DOCUMENT EXTRACT
But it is as an anti-slavery leader, and as perhaps the chief agency in educating the mass of the Northern people to that opposition through legal forms to the extension of slavery which culminated in the election of Abraham Lincoln and the War of the Rebellion, that Greeley's main work was done. Incidents in it were his vehement opposition to the Mexican war as a scheme for more slave territory, the assault made upon him in Washington by Congressman Albert Rust of Arkansas in 1856, an indictment in Virginia in the same year for circulating incendiary documents, perpetual denunciation of him in Southern newspapers and speeches, and the hostility of the Abolitionists, who regarded his course as too conservative. His anti-slavery work culminated in his appeal to President Lincoln, entitled "The Prayer of Twenty Millions," in which he urged "that all attempts to put down the rebellion and at the same time uphold its inciting cause" were "preposterous and futile," and that "every hour of deference to slavery" was "an hour of added and deepened peril to the Union." President Lincoln in his reply said:—"My paramount object is to save the Union, and not either to save or destroy slavery. . . . . What I do about slavery and the coloured race, I do because I believe it helps to save this Union; and what I forbear, I forbear because I do not believe it would help to save the Union. . . . . I have here stated my purpose according to my views of official duty; and I intend no modification of my oft-expressed personal wish that all men everywhere could be free." Precisely one month after the date of this reply the Emancipation Proclamation was issued.

PROBLEM REQUIREMENTS
Quote in full the passage on Greeley's anti-slavery work, keeping every word and mark as it appears. The material that comes after this passage is unrelated to it.

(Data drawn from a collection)
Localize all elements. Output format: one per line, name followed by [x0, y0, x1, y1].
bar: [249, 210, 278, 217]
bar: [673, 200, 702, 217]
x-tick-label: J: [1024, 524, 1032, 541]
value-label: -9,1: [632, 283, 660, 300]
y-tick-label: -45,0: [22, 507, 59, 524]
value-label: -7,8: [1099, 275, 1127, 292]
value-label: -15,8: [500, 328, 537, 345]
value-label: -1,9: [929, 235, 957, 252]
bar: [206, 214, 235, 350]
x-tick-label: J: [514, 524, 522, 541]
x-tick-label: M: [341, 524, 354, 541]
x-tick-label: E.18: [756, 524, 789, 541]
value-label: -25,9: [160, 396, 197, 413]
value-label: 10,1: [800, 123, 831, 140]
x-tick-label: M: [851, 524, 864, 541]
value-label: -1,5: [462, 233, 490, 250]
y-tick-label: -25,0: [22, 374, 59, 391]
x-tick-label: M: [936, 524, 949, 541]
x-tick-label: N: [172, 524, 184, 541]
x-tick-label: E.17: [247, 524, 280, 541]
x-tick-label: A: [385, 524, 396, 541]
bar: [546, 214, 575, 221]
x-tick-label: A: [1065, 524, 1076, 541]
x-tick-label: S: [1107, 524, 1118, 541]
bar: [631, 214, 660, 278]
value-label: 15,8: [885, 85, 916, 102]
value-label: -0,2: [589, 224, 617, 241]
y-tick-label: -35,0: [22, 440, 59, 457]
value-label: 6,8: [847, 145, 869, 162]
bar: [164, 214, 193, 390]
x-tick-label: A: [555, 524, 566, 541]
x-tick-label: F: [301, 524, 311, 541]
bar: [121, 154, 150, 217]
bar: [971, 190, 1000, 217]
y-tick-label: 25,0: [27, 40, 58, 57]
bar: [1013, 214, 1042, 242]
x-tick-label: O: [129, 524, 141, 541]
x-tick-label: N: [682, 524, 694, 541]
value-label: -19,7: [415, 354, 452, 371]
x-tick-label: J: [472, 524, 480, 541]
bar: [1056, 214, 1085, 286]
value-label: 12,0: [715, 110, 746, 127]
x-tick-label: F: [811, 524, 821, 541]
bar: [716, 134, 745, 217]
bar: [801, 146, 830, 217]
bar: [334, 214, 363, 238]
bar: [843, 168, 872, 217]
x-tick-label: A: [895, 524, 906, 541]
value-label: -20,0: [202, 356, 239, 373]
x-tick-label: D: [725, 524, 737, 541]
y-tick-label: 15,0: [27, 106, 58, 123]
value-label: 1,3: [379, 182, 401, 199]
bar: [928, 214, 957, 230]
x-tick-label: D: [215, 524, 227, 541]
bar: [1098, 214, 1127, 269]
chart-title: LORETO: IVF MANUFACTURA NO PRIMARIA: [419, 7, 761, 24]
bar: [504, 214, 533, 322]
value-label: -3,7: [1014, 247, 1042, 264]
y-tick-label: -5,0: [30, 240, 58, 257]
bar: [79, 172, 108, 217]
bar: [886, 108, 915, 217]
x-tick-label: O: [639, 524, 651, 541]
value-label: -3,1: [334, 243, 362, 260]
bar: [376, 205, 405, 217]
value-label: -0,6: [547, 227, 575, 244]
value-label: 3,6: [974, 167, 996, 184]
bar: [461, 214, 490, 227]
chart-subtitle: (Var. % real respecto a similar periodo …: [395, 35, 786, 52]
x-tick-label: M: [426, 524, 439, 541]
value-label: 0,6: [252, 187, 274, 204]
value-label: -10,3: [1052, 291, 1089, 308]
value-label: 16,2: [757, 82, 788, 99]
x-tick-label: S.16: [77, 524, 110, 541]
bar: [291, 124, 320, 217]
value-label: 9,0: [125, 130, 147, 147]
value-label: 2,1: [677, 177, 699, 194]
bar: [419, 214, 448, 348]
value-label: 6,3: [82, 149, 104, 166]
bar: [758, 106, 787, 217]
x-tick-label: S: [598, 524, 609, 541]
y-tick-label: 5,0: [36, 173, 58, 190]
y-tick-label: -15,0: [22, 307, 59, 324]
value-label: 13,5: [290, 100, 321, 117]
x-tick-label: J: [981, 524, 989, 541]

FINAL RESULT
But it is as an anti-slavery leader, and as perhaps the chief agency in educating the mass of the Northern people to that opposition through legal forms to the extension of slavery which culminated in the election of Abraham Lincoln and the War of the Rebellion, that Greeley's main work was done. Incidents in it were his vehement opposition to the Mexican war as a scheme for more slave territory, the assault made upon him in Washington by Congressman Albert Rust of Arkansas in 1856, an indictment in Virginia in the same year for circulating incendiary documents, perpetual denunciation of him in Southern newspapers and speeches, and the hostility of the Abolitionists, who regarded his course as too conservative. His anti-slavery work culminated in his appeal to President Lincoln, entitled "The Prayer of Twenty Millions," in which he urged "that all attempts to put down the rebellion and at the same time uphold its inciting cause" were "preposterous and futile," and that "every hour of deference to slavery" was "an hour of added and deepened peril to the Union." President Lincoln in his reply said:—"My paramount object is to save the Union, and not either to save or destroy slavery. . . . . What I do about slavery and the coloured race, I do because I believe it helps to save this Union; and what I forbear, I forbear because I do not believe it would help to save the Union. . . . . I have here stated my purpose according to my views of official duty; and I intend no modification of my oft-expressed personal wish that all men everywhere could be free." Precisely one month after the date of this reply the Emancipation Proclamation was issued.